====== EXCERPT TO READ
As already pointed out in the comments, even though what you are asking for in itself is well-defined, the proper approach to its solution will depend on the properties of your model. Let's see why, let's see how far a generalist optimization approach gets you, and let's see how a bit of math may simplify the problem. A copy-pastable solution is included at the bottom.
First of all, least squares fitting is "easier" than what you are trying to do in the sense that specialized algorithms apply; for example, SciPy's leastsq
makes use of the Levenberg--Marquardt algorithm which assumes that your optimization objective is a sum of squares. Of course, in the special case of linear regression, the problem can also be solved analytically.
============
STATED TASK 1: From the listing, copy out the lines exactly, starting at the line containing "product-item[interactable]: 券后¥5.9 xyxy=(311,834,554,1136)" and ending at the line containing "status-time: 11:50 xyxy=(65,46,175,89)", with both of those lines included.
====== EXTRACTED DATA
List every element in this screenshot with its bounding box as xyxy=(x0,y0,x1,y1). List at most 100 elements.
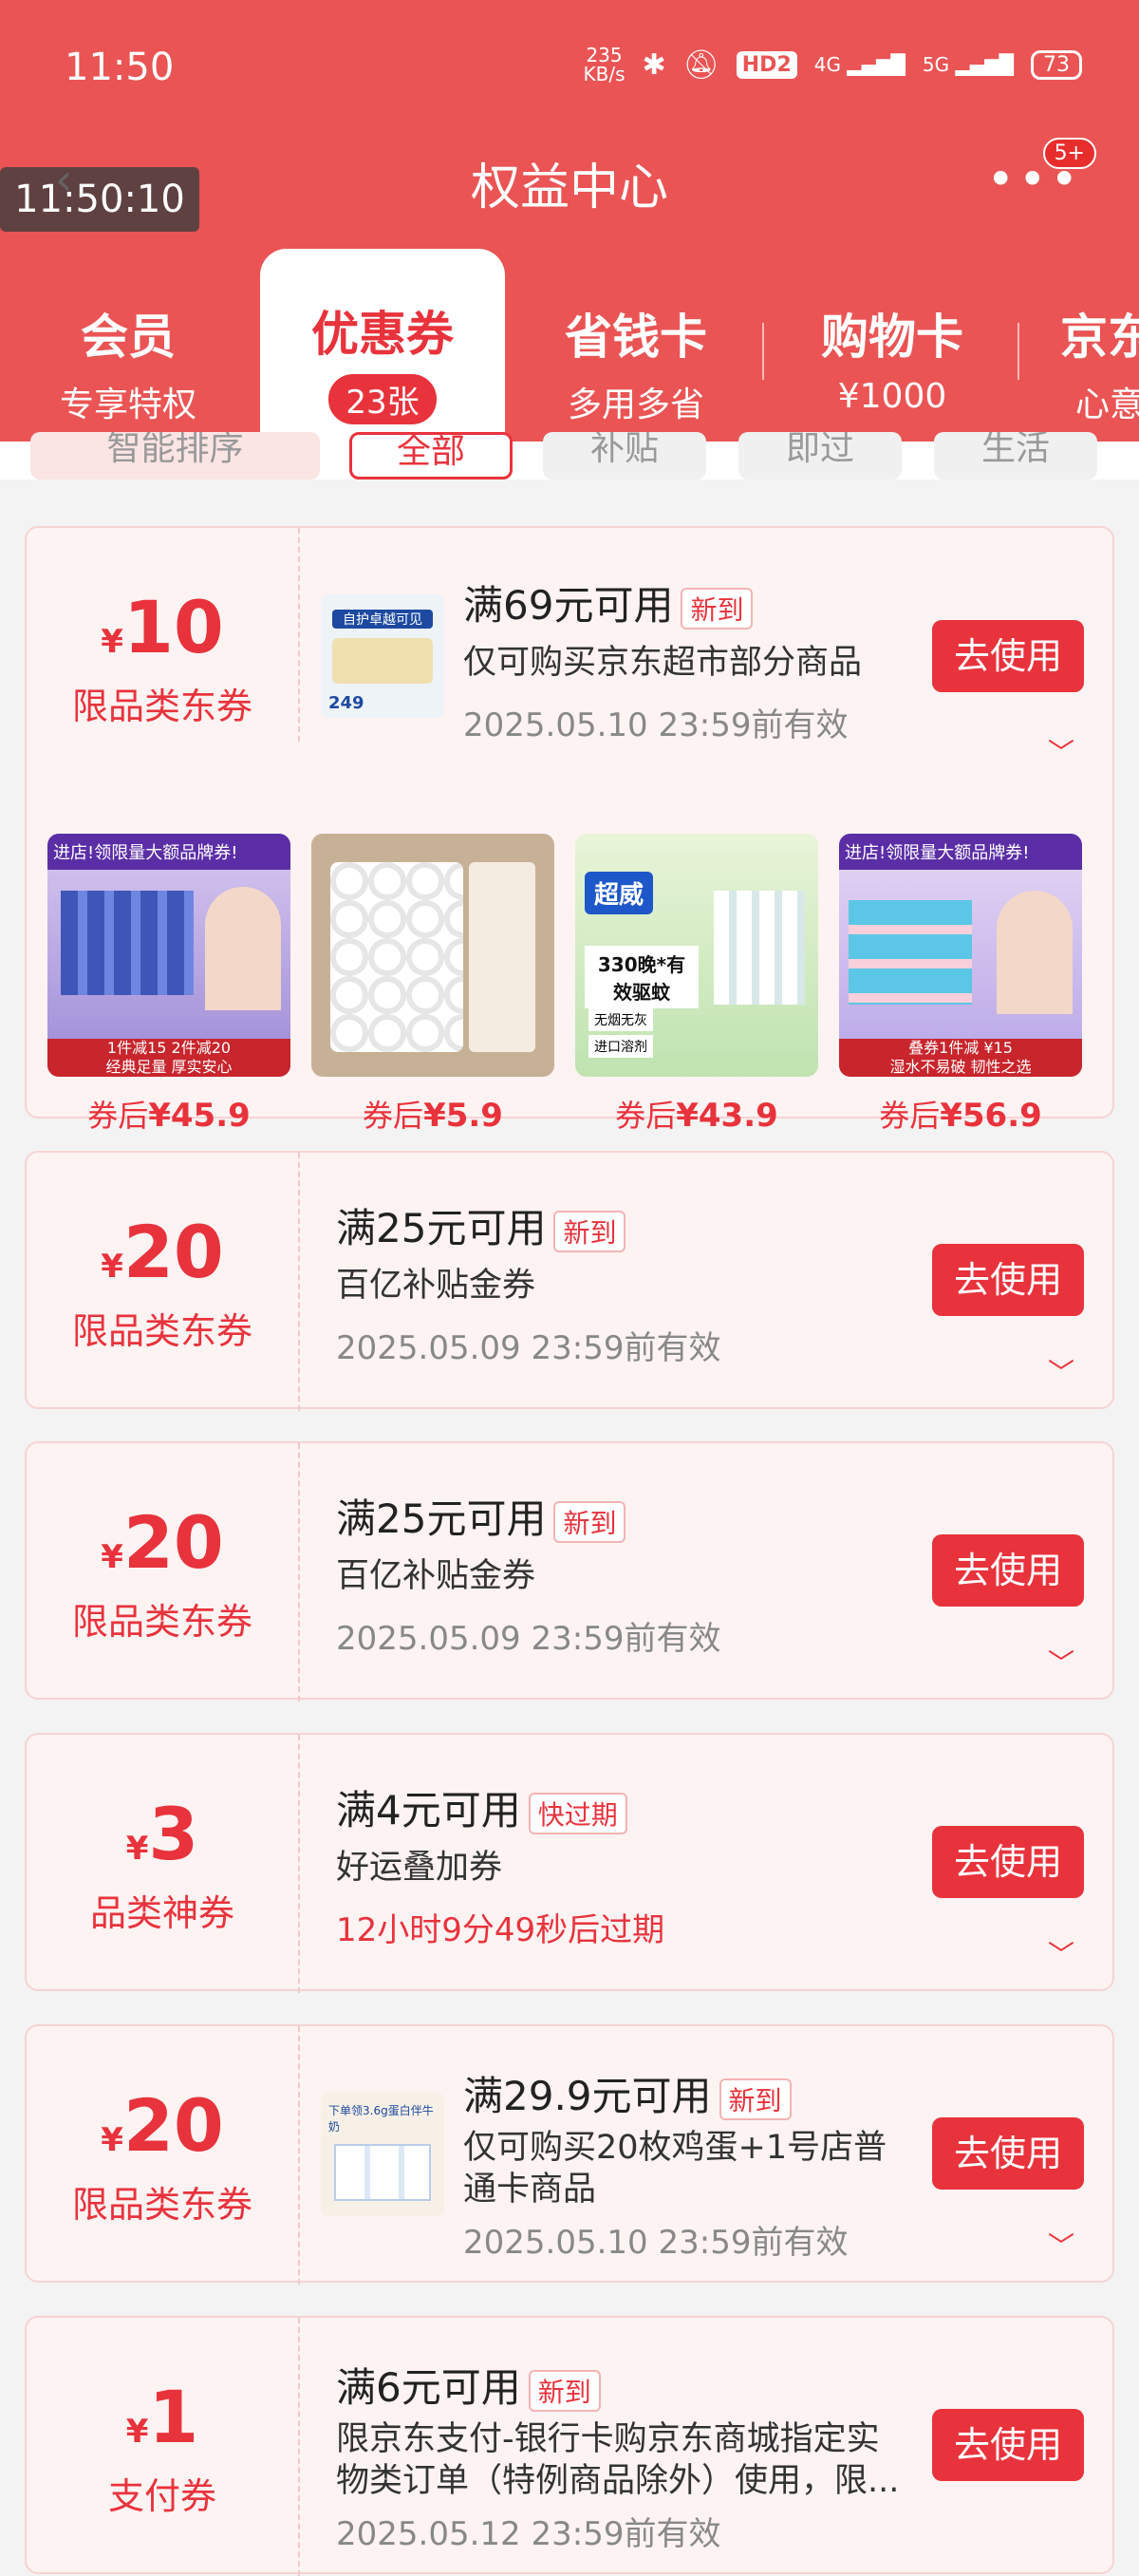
product-item[interactable]: 券后¥5.9 xyxy=(311,834,554,1136)
coupon-amount: 1 xyxy=(148,2375,199,2459)
chevron-down-icon[interactable]: ﹀ xyxy=(1048,2226,1074,2264)
use-coupon-button[interactable]: 去使用 xyxy=(932,1826,1084,1898)
product-item[interactable]: 超威 330晚*有效驱蚊 无烟无灰 进口溶剂 券后¥43.9 xyxy=(575,834,818,1136)
coupon-divider xyxy=(298,1153,300,1411)
coupon-category: 限品类东券 xyxy=(71,1310,252,1352)
coupon-list: ¥10 限品类东券 自护卓越可见 249 满69元可用 新到 仅可购买京东超市部分… xyxy=(0,479,1139,2576)
network-speed: 235 KB/s xyxy=(583,44,626,85)
status-icons: 235 KB/s ✱ 🔕︎ HD2 4G ▂▄▆█ 5G ▂▄▆█ 73 xyxy=(584,46,1082,84)
coupon-validity: 2025.05.09 23:59前有效 xyxy=(336,1329,721,1367)
coupon-divider xyxy=(298,2026,300,2285)
chevron-down-icon[interactable]: ﹀ xyxy=(1048,1643,1074,1681)
coupon-divider xyxy=(298,528,300,742)
coupon-validity: 2025.05.12 23:59前有效 xyxy=(336,2515,721,2553)
coupon-category: 限品类东券 xyxy=(71,2184,252,2226)
coupon-condition: 满69元可用 新到 xyxy=(463,573,754,631)
product-image: 进店!领限量大额品牌券! 叠券1件减 ¥15 湿水不易破 韧性之选 xyxy=(839,834,1082,1077)
coupon-amount: 20 xyxy=(122,2083,224,2168)
tab-member[interactable]: 会员 专享特权 xyxy=(0,252,256,442)
tab-coupons[interactable]: 优惠券 23张 xyxy=(260,249,505,443)
filter-smart-sort[interactable]: 智能排序 xyxy=(30,432,320,479)
coupon-product-thumbnail: 下单领3.6g蛋白伴牛奶 xyxy=(321,2093,444,2216)
mute-icon: 🔕︎ xyxy=(682,47,719,82)
product-price: 券后¥5.9 xyxy=(363,1097,503,1135)
filter-subsidy[interactable]: 补贴 xyxy=(543,432,706,479)
new-tag: 新到 xyxy=(553,1500,626,1543)
product-image: 进店!领限量大额品牌券! 1件减15 2件减20 经典足量 厚实安心 xyxy=(47,834,290,1077)
tab-title: 京东 xyxy=(1060,310,1139,365)
coupon-amount: 20 xyxy=(122,1500,224,1585)
chevron-down-icon[interactable]: ﹀ xyxy=(1048,732,1074,770)
product-price: 券后¥56.9 xyxy=(879,1097,1042,1135)
coupon-condition: 满4元可用 快过期 xyxy=(336,1778,627,1836)
use-coupon-button[interactable]: 去使用 xyxy=(932,2409,1084,2481)
product-item[interactable]: 进店!领限量大额品牌券! 1件减15 2件减20 经典足量 厚实安心 券后¥45.… xyxy=(47,834,290,1136)
coupon-condition: 满29.9元可用 新到 xyxy=(463,2064,792,2122)
coupon-category: 品类神券 xyxy=(89,1892,234,1934)
status-time: 11:50 xyxy=(65,46,175,89)
coupon-amount: 3 xyxy=(148,1792,199,1876)
product-item[interactable]: 进店!领限量大额品牌券! 叠券1件减 ¥15 湿水不易破 韧性之选 券后¥56.9 xyxy=(839,834,1082,1136)
coupon-card: ¥1 支付券 满6元可用 新到 限京东支付-银行卡购京东商城指定实 物类订单（特例商… xyxy=(25,2316,1114,2576)
product-image: 超威 330晚*有效驱蚊 无烟无灰 进口溶剂 xyxy=(575,834,818,1077)
tab-savings-card[interactable]: 省钱卡 多用多省 xyxy=(508,252,764,442)
tab-title: 省钱卡 xyxy=(565,310,707,365)
filter-life[interactable]: 生活 xyxy=(934,432,1097,479)
new-tag: 新到 xyxy=(719,2078,792,2120)
bluetooth-icon: ✱ xyxy=(642,47,666,82)
use-coupon-button[interactable]: 去使用 xyxy=(932,620,1084,692)
overlay-clock: 11:50:10 xyxy=(0,167,199,232)
product-price: 券后¥45.9 xyxy=(87,1097,251,1135)
tab-subtitle: ¥1000 xyxy=(837,377,947,416)
coupon-card: ¥20 限品类东券 满25元可用 新到 百亿补贴金券 2025.05.09 23:… xyxy=(25,1151,1114,1411)
use-coupon-button[interactable]: 去使用 xyxy=(932,2117,1084,2190)
coupon-amount: 10 xyxy=(122,585,224,669)
coupon-category: 支付券 xyxy=(107,2475,216,2517)
coupon-value: ¥10 限品类东券 xyxy=(27,585,298,729)
tab-subtitle: 多用多省 xyxy=(567,385,704,424)
coupon-description: 仅可购买京东超市部分商品 xyxy=(463,644,863,682)
use-coupon-button[interactable]: 去使用 xyxy=(932,1534,1084,1607)
tab-shopping-card[interactable]: 购物卡 ¥1000 xyxy=(764,252,1020,442)
filter-all[interactable]: 全部 xyxy=(349,432,513,479)
coupon-card: ¥20 限品类东券 满25元可用 新到 百亿补贴金券 2025.05.09 23:… xyxy=(25,1441,1114,1702)
coupon-description: 好运叠加券 xyxy=(336,1849,503,1887)
use-coupon-button[interactable]: 去使用 xyxy=(932,1244,1084,1316)
coupon-value: ¥20 限品类东券 xyxy=(27,1500,298,1645)
coupon-card: ¥3 品类神券 满4元可用 快过期 好运叠加券 12小时9分49秒后过期 去使用 … xyxy=(25,1733,1114,1993)
coupon-value: ¥20 限品类东券 xyxy=(27,1210,298,1354)
coupon-condition: 满25元可用 新到 xyxy=(336,1196,626,1254)
new-tag: 新到 xyxy=(528,2369,601,2412)
status-bar: 11:50 235 KB/s ✱ 🔕︎ HD2 4G ▂▄▆█ 5G ▂▄▆█ … xyxy=(0,0,1139,142)
expiring-tag: 快过期 xyxy=(528,1792,627,1834)
hd-icon: HD2 xyxy=(736,50,797,79)
product-image xyxy=(311,834,554,1077)
coupon-condition: 满6元可用 新到 xyxy=(336,2356,601,2414)
coupon-validity: 2025.05.10 23:59前有效 xyxy=(463,706,849,744)
tab-title: 优惠券 xyxy=(311,307,454,362)
filter-expiring[interactable]: 即过 xyxy=(738,432,902,479)
signal-5g-icon: 5G ▂▄▆█ xyxy=(922,53,1014,76)
tab-divider xyxy=(762,323,764,380)
coupon-divider xyxy=(298,2318,300,2576)
coupon-divider xyxy=(298,1443,300,1702)
tab-subtitle: 专享特权 xyxy=(59,385,196,424)
new-tag: 新到 xyxy=(553,1210,626,1252)
chevron-down-icon[interactable]: ﹀ xyxy=(1048,1352,1074,1390)
signal-4g-icon: 4G ▂▄▆█ xyxy=(813,53,906,76)
tab-divider xyxy=(1018,323,1019,380)
coupon-category: 限品类东券 xyxy=(71,1601,252,1643)
coupon-description: 百亿补贴金券 xyxy=(336,1267,536,1305)
tab-jd-gift[interactable]: 京东 心意 xyxy=(1020,252,1139,442)
coupon-condition: 满25元可用 新到 xyxy=(336,1487,626,1545)
coupon-description: 限京东支付-银行卡购京东商城指定实 物类订单（特例商品除外）使用，限... xyxy=(336,2420,900,2500)
new-tag: 新到 xyxy=(681,587,754,630)
coupon-description: 百亿补贴金券 xyxy=(336,1557,536,1595)
coupon-category: 限品类东券 xyxy=(71,686,252,727)
chevron-down-icon[interactable]: ﹀ xyxy=(1048,1934,1074,1972)
coupon-validity: 2025.05.10 23:59前有效 xyxy=(463,2224,849,2262)
coupon-amount: 20 xyxy=(122,1210,224,1294)
coupon-value: ¥20 限品类东券 xyxy=(27,2083,298,2228)
battery-icon: 73 xyxy=(1031,49,1082,80)
notification-badge: 5+ xyxy=(1042,138,1096,169)
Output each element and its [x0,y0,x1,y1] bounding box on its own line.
============
STATED TASK 2: Reproduce the entire post about least squares fitting word for word.

CORRECT RESPONSE 1:
product-item[interactable]: 券后¥5.9 xyxy=(311,834,554,1136)
coupon-amount: 1 xyxy=(148,2375,199,2459)
chevron-down-icon[interactable]: ﹀ xyxy=(1048,2226,1074,2264)
use-coupon-button[interactable]: 去使用 xyxy=(932,1826,1084,1898)
product-item[interactable]: 超威 330晚*有效驱蚊 无烟无灰 进口溶剂 券后¥43.9 xyxy=(575,834,818,1136)
coupon-divider xyxy=(298,1153,300,1411)
coupon-category: 限品类东券 xyxy=(71,1310,252,1352)
coupon-list: ¥10 限品类东券 自护卓越可见 249 满69元可用 新到 仅可购买京东超市部分… xyxy=(0,479,1139,2576)
network-speed: 235 KB/s xyxy=(583,44,626,85)
status-icons: 235 KB/s ✱ 🔕︎ HD2 4G ▂▄▆█ 5G ▂▄▆█ 73 xyxy=(584,46,1082,84)
coupon-validity: 2025.05.09 23:59前有效 xyxy=(336,1329,721,1367)
coupon-divider xyxy=(298,2026,300,2285)
chevron-down-icon[interactable]: ﹀ xyxy=(1048,1643,1074,1681)
coupon-divider xyxy=(298,528,300,742)
coupon-validity: 2025.05.12 23:59前有效 xyxy=(336,2515,721,2553)
coupon-category: 限品类东券 xyxy=(71,2184,252,2226)
coupon-condition: 满69元可用 新到 xyxy=(463,573,754,631)
product-image: 进店!领限量大额品牌券! 叠券1件减 ¥15 湿水不易破 韧性之选 xyxy=(839,834,1082,1077)
coupon-amount: 20 xyxy=(122,2083,224,2168)
tab-member[interactable]: 会员 专享特权 xyxy=(0,252,256,442)
tab-coupons[interactable]: 优惠券 23张 xyxy=(260,249,505,443)
filter-smart-sort[interactable]: 智能排序 xyxy=(30,432,320,479)
coupon-product-thumbnail: 下单领3.6g蛋白伴牛奶 xyxy=(321,2093,444,2216)
mute-icon: 🔕︎ xyxy=(682,47,719,82)
product-price: 券后¥5.9 xyxy=(363,1097,503,1135)
filter-subsidy[interactable]: 补贴 xyxy=(543,432,706,479)
new-tag: 新到 xyxy=(553,1500,626,1543)
product-image: 进店!领限量大额品牌券! 1件减15 2件减20 经典足量 厚实安心 xyxy=(47,834,290,1077)
tab-title: 京东 xyxy=(1060,310,1139,365)
coupon-amount: 20 xyxy=(122,1500,224,1585)
chevron-down-icon[interactable]: ﹀ xyxy=(1048,732,1074,770)
product-price: 券后¥56.9 xyxy=(879,1097,1042,1135)
coupon-condition: 满4元可用 快过期 xyxy=(336,1778,627,1836)
use-coupon-button[interactable]: 去使用 xyxy=(932,2409,1084,2481)
product-item[interactable]: 进店!领限量大额品牌券! 1件减15 2件减20 经典足量 厚实安心 券后¥45.… xyxy=(47,834,290,1136)
coupon-condition: 满29.9元可用 新到 xyxy=(463,2064,792,2122)
coupon-category: 品类神券 xyxy=(89,1892,234,1934)
status-time: 11:50 xyxy=(65,46,175,89)

CORRECT RESPONSE 2:
As already pointed out in the comments, even though what you are asking for in itself is well-defined, the proper approach to its solution will depend on the properties of your model. Let's see why, let's see how far a generalist optimization approach gets you, and let's see how a bit of math may simplify the problem. A copy-pastable solution is included at the bottom.
First of all, least squares fitting is "easier" than what you are trying to do in the sense that specialized algorithms apply; for example, SciPy's leastsq
makes use of the Levenberg--Marquardt algorithm which assumes that your optimization objective is a sum of squares. Of course, in the special case of linear regression, the problem can also be solved analytically.